(EXTRACTED RECORDS)
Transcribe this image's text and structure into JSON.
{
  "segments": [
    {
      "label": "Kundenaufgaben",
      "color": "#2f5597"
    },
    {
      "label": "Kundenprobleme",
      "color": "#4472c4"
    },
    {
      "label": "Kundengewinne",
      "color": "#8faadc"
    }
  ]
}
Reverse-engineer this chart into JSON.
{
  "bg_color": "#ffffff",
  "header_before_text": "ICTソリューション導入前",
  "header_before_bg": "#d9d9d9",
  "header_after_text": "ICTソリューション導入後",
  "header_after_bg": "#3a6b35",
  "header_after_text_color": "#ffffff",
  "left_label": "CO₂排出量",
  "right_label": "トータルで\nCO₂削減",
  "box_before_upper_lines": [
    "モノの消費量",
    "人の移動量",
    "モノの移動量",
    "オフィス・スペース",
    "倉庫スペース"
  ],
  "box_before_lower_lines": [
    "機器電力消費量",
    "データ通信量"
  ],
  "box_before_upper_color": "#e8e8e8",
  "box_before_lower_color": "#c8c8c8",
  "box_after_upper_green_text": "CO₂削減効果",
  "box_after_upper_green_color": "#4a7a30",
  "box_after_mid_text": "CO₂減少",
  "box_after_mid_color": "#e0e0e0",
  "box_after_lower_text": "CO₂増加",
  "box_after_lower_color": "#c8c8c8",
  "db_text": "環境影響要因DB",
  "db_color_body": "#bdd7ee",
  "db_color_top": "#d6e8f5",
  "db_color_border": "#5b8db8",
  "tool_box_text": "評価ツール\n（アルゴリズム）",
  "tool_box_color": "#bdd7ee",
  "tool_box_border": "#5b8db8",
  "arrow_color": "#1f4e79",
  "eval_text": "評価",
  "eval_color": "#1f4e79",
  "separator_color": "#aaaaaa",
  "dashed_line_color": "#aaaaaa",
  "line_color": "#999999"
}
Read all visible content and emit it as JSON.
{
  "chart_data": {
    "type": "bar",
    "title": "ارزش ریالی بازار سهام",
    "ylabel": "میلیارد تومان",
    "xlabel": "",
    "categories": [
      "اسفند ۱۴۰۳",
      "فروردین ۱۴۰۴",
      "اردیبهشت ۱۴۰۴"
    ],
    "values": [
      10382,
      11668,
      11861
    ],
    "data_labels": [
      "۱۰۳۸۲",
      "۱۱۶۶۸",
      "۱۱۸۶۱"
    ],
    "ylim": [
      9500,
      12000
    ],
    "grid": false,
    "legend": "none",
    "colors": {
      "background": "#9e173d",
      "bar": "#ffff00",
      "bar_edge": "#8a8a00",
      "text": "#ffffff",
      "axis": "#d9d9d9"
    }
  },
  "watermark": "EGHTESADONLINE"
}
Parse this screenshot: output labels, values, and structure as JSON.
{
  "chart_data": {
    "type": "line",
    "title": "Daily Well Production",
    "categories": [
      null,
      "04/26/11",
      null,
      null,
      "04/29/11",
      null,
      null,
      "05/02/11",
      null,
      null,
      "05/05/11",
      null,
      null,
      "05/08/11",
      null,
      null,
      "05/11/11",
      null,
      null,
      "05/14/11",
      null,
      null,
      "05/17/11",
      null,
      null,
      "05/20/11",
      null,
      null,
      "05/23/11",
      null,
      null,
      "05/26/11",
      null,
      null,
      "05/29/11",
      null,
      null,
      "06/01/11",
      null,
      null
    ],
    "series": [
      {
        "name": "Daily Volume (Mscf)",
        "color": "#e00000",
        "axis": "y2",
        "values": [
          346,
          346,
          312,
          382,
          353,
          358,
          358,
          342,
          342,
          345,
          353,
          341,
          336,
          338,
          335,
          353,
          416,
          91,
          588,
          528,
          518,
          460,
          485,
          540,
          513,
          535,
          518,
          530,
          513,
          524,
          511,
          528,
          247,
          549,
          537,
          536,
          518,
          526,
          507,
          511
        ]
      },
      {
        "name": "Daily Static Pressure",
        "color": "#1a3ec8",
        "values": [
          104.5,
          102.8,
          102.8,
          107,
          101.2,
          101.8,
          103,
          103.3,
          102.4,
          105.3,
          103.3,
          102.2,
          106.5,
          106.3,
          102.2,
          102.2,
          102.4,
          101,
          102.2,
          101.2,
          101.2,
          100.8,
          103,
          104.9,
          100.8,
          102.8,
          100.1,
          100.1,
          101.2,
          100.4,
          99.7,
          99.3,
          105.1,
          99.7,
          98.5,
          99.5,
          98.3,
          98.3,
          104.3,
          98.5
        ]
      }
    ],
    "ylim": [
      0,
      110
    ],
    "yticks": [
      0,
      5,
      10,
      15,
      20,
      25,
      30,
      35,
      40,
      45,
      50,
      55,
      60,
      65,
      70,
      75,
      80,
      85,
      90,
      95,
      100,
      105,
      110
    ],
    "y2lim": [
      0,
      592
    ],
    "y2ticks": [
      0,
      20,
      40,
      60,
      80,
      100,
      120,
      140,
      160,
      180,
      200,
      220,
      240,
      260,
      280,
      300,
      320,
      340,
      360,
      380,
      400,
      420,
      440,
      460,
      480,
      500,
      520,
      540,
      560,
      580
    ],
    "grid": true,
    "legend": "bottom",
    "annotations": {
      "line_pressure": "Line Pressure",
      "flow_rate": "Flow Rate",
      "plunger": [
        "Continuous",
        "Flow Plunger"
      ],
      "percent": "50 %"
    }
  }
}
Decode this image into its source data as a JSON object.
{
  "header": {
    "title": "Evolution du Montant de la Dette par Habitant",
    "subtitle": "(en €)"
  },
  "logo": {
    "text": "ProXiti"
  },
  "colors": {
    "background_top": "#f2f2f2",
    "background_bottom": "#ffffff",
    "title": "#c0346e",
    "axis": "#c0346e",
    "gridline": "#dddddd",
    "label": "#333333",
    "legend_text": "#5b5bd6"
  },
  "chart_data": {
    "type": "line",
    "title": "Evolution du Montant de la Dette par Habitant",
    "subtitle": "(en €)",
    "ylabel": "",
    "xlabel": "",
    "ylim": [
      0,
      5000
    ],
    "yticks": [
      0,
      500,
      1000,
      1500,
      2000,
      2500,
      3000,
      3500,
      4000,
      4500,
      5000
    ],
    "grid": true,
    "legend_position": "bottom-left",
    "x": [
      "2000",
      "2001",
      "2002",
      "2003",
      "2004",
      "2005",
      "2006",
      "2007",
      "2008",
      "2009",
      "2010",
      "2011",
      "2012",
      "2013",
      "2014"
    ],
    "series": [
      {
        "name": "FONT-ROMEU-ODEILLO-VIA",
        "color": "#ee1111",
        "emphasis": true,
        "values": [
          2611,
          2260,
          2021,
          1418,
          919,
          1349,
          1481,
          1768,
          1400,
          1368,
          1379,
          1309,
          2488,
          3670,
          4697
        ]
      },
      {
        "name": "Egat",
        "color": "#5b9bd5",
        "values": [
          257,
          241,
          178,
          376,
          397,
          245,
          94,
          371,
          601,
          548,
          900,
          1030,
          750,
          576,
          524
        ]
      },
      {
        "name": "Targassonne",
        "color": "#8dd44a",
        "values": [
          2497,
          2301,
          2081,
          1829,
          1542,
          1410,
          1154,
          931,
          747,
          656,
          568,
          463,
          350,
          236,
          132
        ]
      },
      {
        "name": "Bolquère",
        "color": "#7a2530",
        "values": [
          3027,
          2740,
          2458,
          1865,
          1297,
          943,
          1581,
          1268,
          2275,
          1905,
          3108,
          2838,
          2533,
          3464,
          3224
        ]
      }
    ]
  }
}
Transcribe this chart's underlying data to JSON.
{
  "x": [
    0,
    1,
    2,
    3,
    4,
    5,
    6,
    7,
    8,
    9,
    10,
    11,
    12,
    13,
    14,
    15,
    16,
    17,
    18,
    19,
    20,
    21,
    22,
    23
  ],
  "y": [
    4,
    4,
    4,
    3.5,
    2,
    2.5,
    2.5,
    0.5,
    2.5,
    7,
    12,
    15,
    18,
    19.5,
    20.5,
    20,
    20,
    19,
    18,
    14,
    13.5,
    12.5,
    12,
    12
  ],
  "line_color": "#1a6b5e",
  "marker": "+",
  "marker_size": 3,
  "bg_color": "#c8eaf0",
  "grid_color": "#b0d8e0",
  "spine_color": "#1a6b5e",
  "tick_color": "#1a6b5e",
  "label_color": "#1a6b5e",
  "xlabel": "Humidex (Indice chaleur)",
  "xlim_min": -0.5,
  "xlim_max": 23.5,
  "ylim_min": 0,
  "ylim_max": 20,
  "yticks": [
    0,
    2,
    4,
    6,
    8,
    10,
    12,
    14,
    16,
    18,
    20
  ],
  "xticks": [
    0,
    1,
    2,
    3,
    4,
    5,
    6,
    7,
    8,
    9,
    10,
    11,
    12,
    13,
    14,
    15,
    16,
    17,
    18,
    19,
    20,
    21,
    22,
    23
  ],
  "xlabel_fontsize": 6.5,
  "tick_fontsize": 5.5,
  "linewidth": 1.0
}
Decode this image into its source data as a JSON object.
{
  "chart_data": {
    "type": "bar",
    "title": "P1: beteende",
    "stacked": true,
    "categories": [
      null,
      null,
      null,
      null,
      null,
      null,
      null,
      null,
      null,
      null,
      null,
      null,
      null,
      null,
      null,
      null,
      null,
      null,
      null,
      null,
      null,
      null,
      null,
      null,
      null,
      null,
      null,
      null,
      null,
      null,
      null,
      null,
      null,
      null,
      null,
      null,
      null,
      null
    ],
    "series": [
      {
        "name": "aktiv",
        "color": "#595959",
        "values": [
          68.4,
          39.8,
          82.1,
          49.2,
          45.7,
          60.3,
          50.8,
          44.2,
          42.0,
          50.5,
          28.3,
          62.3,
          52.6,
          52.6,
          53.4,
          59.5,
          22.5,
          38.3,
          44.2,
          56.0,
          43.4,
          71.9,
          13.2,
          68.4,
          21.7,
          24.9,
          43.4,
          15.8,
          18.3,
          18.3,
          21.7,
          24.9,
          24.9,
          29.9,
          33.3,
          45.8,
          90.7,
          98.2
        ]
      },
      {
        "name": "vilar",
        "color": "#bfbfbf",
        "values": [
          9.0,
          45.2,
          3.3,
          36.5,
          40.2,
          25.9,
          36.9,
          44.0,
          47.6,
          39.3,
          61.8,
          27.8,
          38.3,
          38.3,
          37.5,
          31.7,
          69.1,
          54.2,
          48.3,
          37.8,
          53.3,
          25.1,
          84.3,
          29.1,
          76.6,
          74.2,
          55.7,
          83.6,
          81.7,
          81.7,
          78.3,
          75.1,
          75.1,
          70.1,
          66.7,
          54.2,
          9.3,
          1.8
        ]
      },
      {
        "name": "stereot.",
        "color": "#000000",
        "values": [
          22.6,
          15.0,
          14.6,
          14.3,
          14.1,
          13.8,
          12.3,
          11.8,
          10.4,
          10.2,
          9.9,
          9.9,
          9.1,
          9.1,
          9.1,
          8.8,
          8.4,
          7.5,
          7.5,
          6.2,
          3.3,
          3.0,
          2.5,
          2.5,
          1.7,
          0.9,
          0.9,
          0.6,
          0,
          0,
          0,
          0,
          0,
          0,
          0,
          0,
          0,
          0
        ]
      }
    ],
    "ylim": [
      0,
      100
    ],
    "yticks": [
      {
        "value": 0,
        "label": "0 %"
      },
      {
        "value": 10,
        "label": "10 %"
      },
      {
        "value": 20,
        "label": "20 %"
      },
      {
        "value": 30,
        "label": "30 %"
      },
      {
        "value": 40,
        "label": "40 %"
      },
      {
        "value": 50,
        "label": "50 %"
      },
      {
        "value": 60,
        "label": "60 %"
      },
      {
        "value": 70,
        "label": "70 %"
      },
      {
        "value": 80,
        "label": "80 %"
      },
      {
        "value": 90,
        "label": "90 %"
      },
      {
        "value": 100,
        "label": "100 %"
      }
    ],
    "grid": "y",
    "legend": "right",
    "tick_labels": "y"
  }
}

(EXERCISE)
In the entries above, locate every line with the word "JSON" and copy it.

(EXPECTED ANSWER)
Transcribe this image's text and structure into JSON.
Reverse-engineer this chart into JSON.
Read all visible content and emit it as JSON.
Parse this screenshot: output labels, values, and structure as JSON.
Decode this image into its source data as a JSON object.
Transcribe this chart's underlying data to JSON.
Decode this image into its source data as a JSON object.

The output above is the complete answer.